# [Aim]
Reproduce word for word the entries starting with the line that contains "size-cell: XL [400,285,466,335]" and going on through the line that contains "weight-header-50kg: 50kg [68,137,134,186]".

# [Information supplied]
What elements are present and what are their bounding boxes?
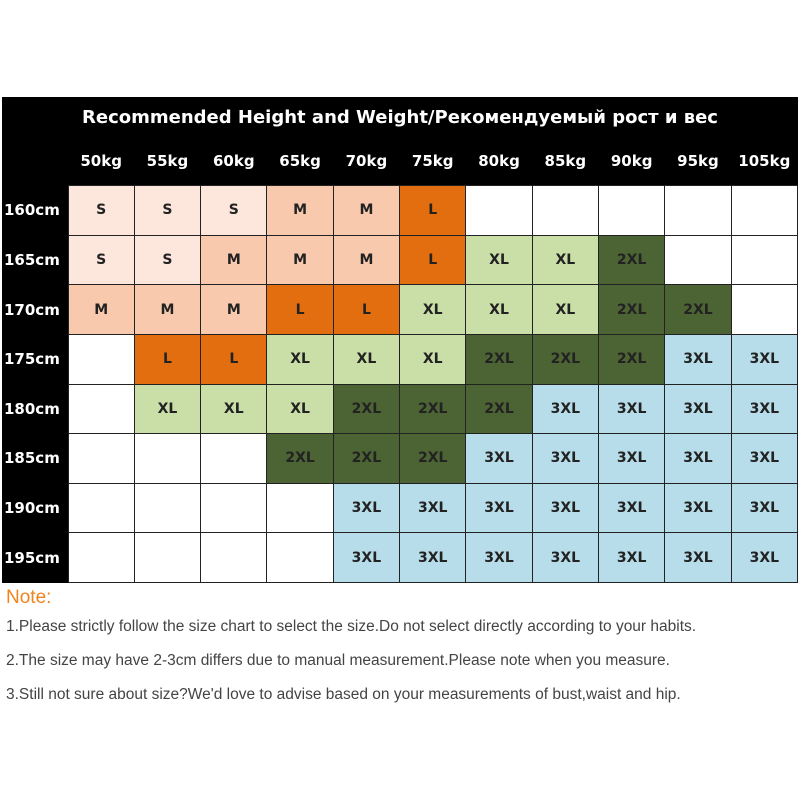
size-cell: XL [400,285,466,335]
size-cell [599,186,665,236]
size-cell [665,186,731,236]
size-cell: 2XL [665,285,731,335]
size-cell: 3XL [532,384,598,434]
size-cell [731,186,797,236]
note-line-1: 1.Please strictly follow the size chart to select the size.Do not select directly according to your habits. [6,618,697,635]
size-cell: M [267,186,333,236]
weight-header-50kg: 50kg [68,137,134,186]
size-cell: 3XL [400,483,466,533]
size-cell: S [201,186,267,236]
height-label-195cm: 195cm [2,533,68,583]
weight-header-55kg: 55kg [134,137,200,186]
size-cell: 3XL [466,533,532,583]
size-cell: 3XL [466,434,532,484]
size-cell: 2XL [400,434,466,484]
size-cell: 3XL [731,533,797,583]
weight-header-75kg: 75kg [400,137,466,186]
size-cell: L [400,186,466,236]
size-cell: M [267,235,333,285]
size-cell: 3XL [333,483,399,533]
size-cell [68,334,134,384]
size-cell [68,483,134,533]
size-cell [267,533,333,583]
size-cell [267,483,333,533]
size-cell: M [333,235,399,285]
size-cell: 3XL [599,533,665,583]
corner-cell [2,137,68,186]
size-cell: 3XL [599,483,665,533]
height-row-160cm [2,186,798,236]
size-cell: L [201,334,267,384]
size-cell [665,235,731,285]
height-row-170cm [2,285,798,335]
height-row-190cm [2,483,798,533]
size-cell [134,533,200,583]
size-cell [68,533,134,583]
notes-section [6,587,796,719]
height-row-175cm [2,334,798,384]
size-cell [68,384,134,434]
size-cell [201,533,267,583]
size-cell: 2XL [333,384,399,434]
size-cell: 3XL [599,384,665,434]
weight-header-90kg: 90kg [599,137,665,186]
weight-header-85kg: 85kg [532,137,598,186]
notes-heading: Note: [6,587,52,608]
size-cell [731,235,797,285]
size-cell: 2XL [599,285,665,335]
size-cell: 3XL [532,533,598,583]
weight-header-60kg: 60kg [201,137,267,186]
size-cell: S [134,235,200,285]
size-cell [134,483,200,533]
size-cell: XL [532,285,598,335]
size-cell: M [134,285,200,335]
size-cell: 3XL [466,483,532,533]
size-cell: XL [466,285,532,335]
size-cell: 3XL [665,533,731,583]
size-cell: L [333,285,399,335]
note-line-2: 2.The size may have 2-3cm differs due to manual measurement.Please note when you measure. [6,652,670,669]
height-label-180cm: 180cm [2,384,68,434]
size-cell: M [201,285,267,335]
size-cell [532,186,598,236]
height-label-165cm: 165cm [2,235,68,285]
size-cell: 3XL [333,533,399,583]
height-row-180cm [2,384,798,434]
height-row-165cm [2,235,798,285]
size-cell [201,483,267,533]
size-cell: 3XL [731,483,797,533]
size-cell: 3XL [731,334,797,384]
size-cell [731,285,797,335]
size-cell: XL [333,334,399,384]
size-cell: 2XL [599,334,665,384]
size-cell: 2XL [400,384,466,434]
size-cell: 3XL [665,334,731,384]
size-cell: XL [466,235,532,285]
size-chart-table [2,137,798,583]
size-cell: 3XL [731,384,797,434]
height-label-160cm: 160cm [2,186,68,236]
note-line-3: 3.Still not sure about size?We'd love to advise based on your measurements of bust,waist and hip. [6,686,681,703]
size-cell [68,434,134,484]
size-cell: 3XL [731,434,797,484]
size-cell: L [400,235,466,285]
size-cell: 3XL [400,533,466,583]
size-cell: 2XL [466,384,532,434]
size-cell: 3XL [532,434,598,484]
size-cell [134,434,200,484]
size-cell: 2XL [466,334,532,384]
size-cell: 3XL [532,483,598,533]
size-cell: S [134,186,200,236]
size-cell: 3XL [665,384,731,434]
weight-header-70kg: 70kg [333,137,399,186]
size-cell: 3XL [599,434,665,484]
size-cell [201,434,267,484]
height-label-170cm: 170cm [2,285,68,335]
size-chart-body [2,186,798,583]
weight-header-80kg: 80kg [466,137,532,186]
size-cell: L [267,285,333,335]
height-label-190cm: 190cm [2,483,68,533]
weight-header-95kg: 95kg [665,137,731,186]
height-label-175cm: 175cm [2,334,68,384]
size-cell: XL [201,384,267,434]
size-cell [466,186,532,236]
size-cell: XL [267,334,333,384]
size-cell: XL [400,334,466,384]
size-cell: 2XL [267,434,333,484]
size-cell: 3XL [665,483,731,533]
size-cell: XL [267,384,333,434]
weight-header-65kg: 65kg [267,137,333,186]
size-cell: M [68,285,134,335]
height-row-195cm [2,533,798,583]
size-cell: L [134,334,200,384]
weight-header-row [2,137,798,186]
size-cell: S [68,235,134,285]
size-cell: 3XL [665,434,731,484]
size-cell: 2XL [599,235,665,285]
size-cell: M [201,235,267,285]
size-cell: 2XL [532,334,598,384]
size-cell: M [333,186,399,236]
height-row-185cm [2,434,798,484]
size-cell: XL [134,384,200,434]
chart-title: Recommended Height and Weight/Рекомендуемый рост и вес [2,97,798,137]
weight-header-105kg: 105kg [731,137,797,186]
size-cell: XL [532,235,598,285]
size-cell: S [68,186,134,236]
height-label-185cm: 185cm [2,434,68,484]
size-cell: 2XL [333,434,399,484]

==

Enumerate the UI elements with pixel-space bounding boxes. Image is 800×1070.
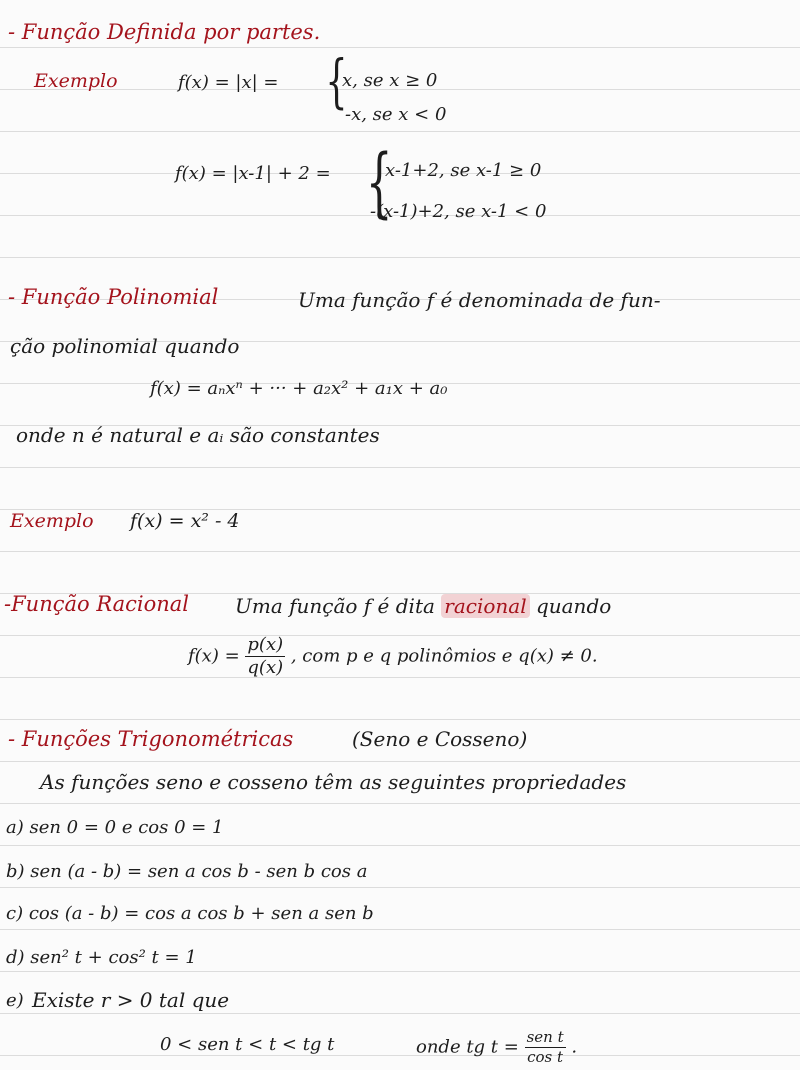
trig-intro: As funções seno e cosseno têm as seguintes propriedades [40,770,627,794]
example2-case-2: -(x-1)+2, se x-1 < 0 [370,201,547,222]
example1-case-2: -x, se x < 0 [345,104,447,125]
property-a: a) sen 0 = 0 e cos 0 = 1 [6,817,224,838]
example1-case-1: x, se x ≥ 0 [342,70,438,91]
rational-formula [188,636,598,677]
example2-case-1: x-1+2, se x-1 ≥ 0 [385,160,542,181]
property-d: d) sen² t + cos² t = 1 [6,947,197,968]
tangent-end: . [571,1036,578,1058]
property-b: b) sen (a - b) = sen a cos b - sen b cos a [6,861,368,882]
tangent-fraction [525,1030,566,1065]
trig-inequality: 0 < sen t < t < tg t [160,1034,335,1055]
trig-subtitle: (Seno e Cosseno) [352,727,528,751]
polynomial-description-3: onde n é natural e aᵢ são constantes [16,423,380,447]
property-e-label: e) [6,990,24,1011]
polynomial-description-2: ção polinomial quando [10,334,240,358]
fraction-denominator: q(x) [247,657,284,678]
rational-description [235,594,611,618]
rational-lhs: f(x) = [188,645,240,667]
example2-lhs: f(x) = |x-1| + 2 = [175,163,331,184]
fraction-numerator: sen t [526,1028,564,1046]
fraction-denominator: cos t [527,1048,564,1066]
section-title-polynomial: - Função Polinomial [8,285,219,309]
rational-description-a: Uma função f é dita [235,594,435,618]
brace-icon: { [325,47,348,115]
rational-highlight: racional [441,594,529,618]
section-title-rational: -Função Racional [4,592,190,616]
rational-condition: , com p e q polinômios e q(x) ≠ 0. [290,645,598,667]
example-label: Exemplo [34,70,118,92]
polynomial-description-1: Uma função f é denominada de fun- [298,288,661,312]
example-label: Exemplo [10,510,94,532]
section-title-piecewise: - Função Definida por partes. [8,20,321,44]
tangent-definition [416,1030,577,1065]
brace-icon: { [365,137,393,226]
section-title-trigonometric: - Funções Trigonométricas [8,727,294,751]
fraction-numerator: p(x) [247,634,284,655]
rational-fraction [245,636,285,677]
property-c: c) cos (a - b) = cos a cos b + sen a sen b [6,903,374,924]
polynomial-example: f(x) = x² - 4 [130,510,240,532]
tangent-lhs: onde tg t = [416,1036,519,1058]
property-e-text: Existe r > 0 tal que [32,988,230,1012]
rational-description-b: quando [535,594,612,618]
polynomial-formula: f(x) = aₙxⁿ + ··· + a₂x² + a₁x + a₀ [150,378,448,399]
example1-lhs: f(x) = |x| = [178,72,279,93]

# [Solution for this problem]
size-cell: XL [400,285,466,335]
size-cell [599,186,665,236]
size-cell [665,186,731,236]
size-cell: 2XL [665,285,731,335]
size-cell: 3XL [532,384,598,434]
size-cell [731,186,797,236]
note-line-1: 1.Please strictly follow the size chart to select the size.Do not select directly according to your habits. [6,618,697,635]
size-cell: M [267,186,333,236]
weight-header-50kg: 50kg [68,137,134,186]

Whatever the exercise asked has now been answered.